PROMPT:
Copy the records below exactly, omitting any pictures they contain.

(Stored entries)

——————————

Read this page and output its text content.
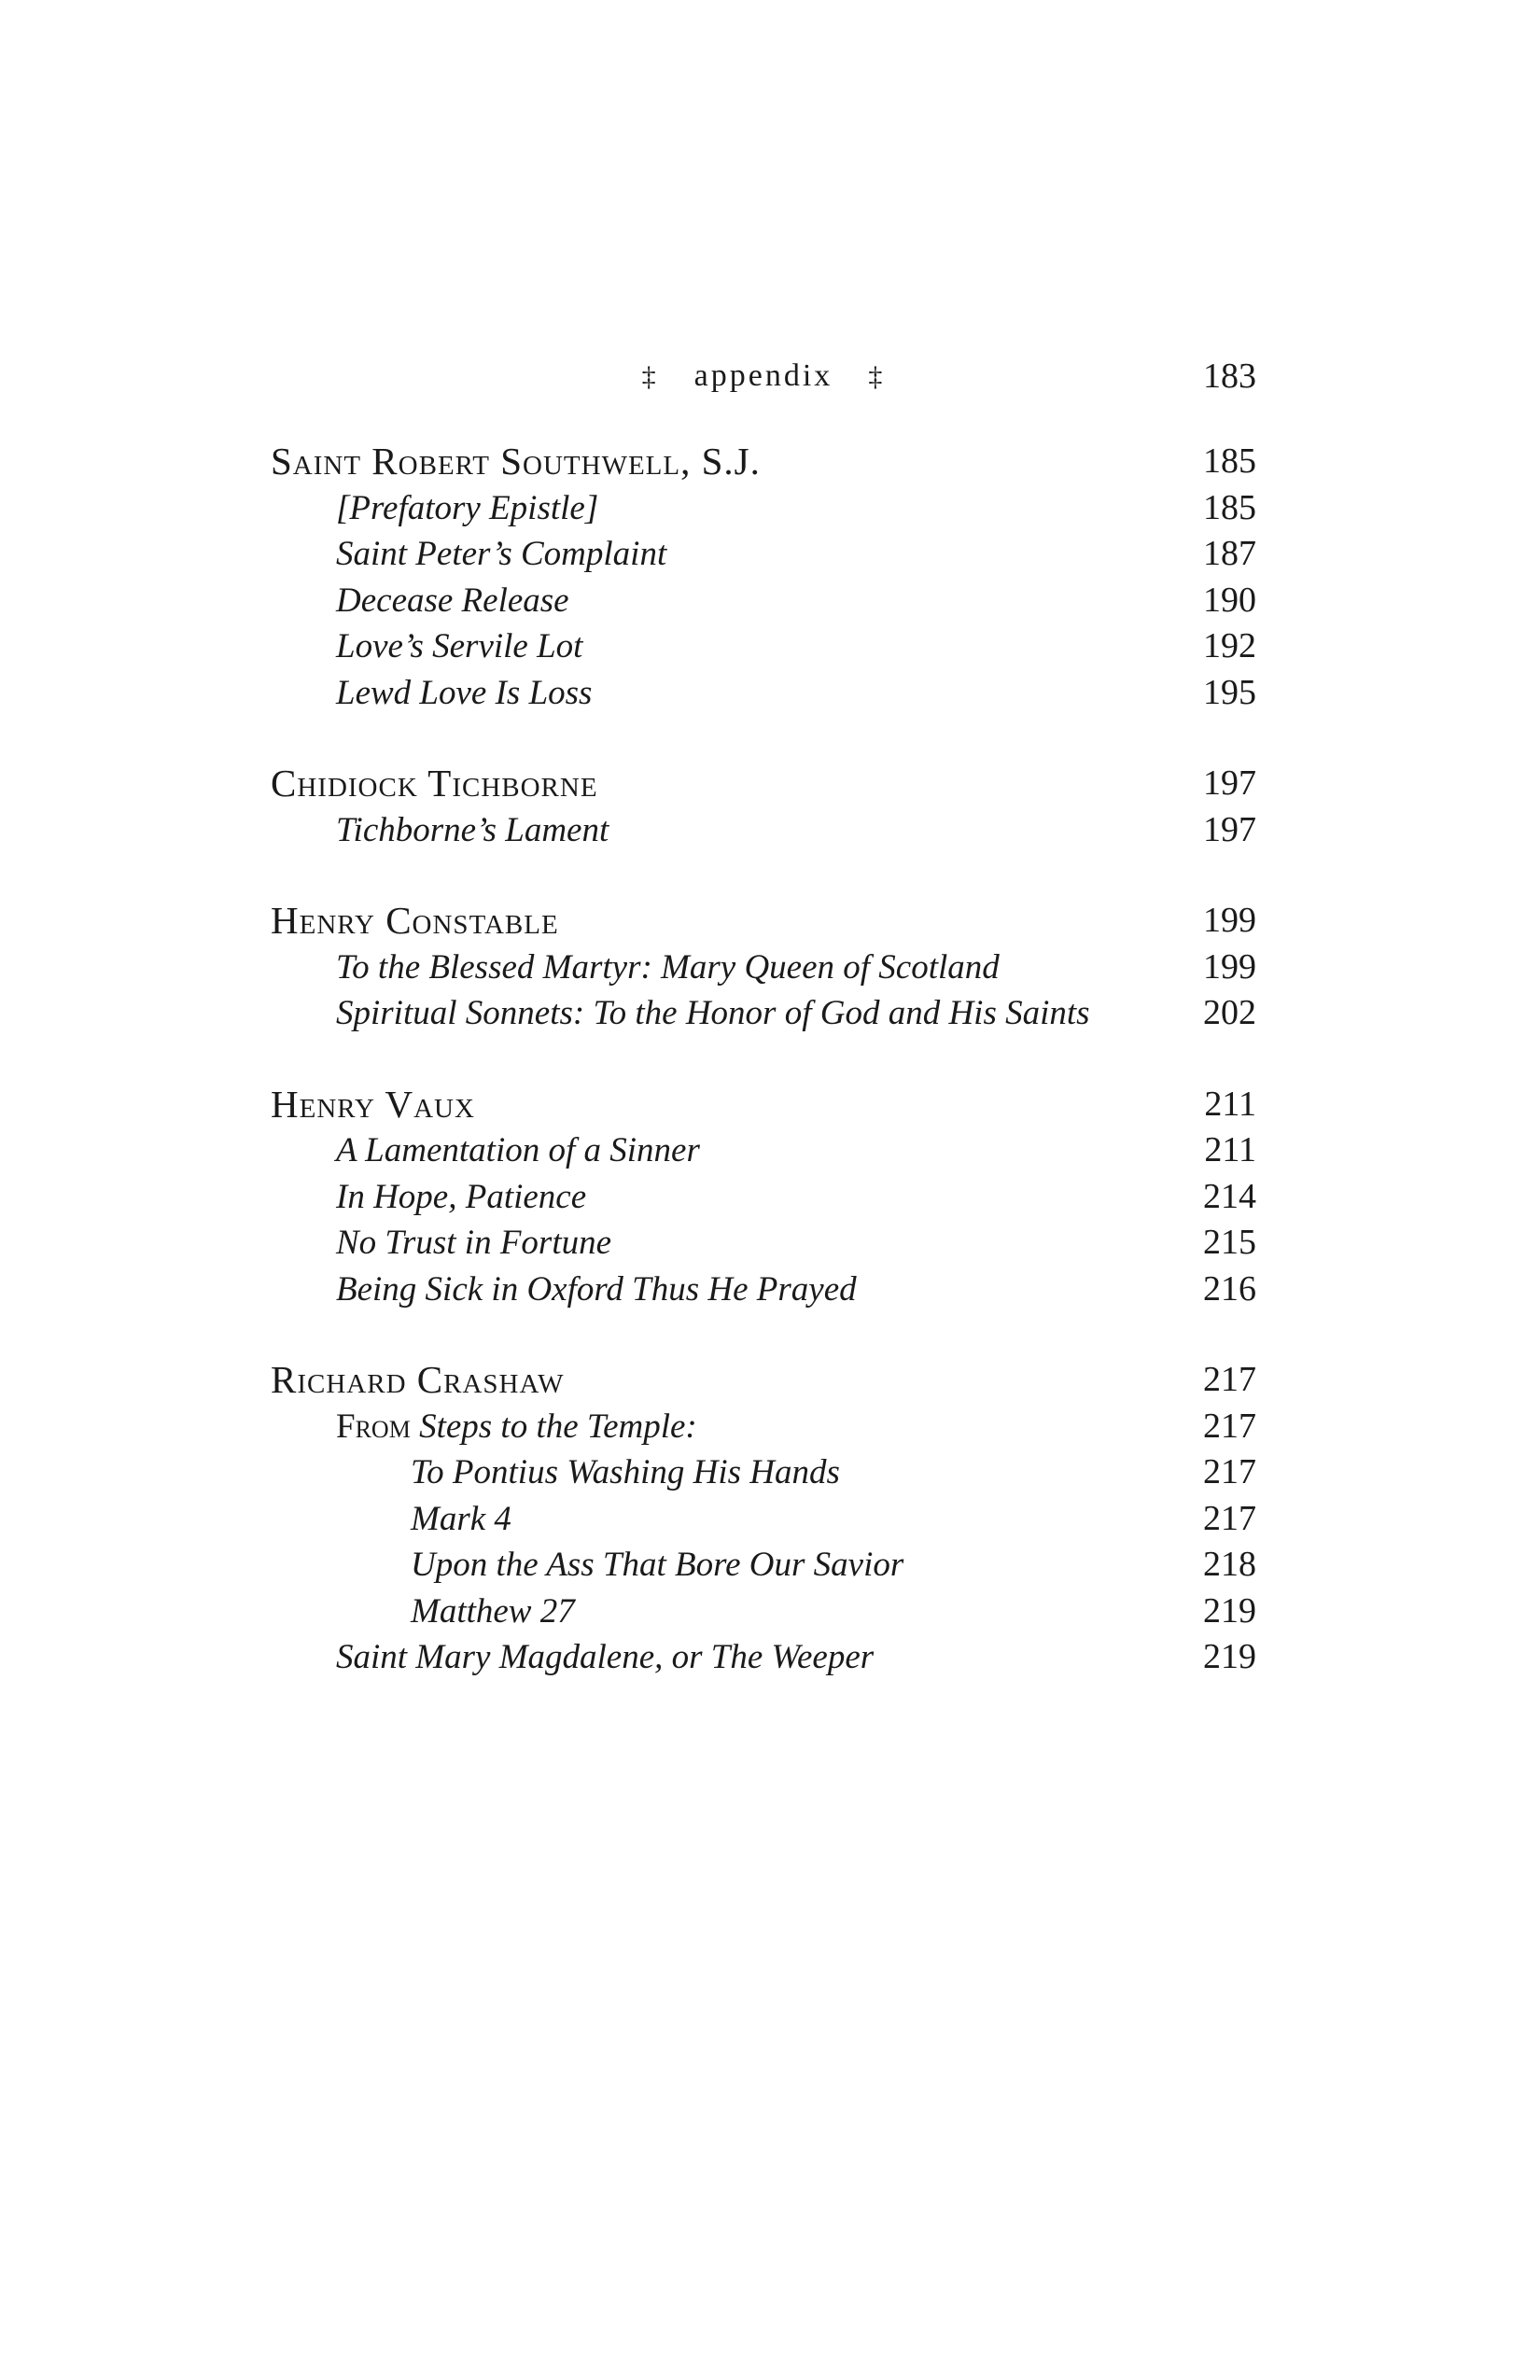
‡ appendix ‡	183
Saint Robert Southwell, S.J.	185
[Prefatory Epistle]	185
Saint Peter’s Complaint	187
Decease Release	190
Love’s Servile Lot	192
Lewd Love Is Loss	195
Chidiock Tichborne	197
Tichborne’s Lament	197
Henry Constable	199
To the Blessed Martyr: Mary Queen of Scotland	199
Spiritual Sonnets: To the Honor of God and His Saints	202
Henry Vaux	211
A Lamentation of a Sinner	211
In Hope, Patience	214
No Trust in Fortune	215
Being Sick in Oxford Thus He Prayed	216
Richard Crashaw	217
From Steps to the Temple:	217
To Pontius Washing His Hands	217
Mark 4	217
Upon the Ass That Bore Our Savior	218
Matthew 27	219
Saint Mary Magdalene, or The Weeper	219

——————————

THE SOLUTION:
Read this page and output its text content.
‡ appendix ‡	183
Saint Robert Southwell, S.J.	185
[Prefatory Epistle]	185
Saint Peter’s Complaint	187
Decease Release	190
Love’s Servile Lot	192
Lewd Love Is Loss	195
Chidiock Tichborne	197
Tichborne’s Lament	197
Henry Constable	199
To the Blessed Martyr: Mary Queen of Scotland	199
Spiritual Sonnets: To the Honor of God and His Saints	202
Henry Vaux	211
A Lamentation of a Sinner	211
In Hope, Patience	214
No Trust in Fortune	215
Being Sick in Oxford Thus He Prayed	216
Richard Crashaw	217
From Steps to the Temple:	217
To Pontius Washing His Hands	217
Mark 4	217
Upon the Ass That Bore Our Savior	218
Matthew 27	219
Saint Mary Magdalene, or The Weeper	219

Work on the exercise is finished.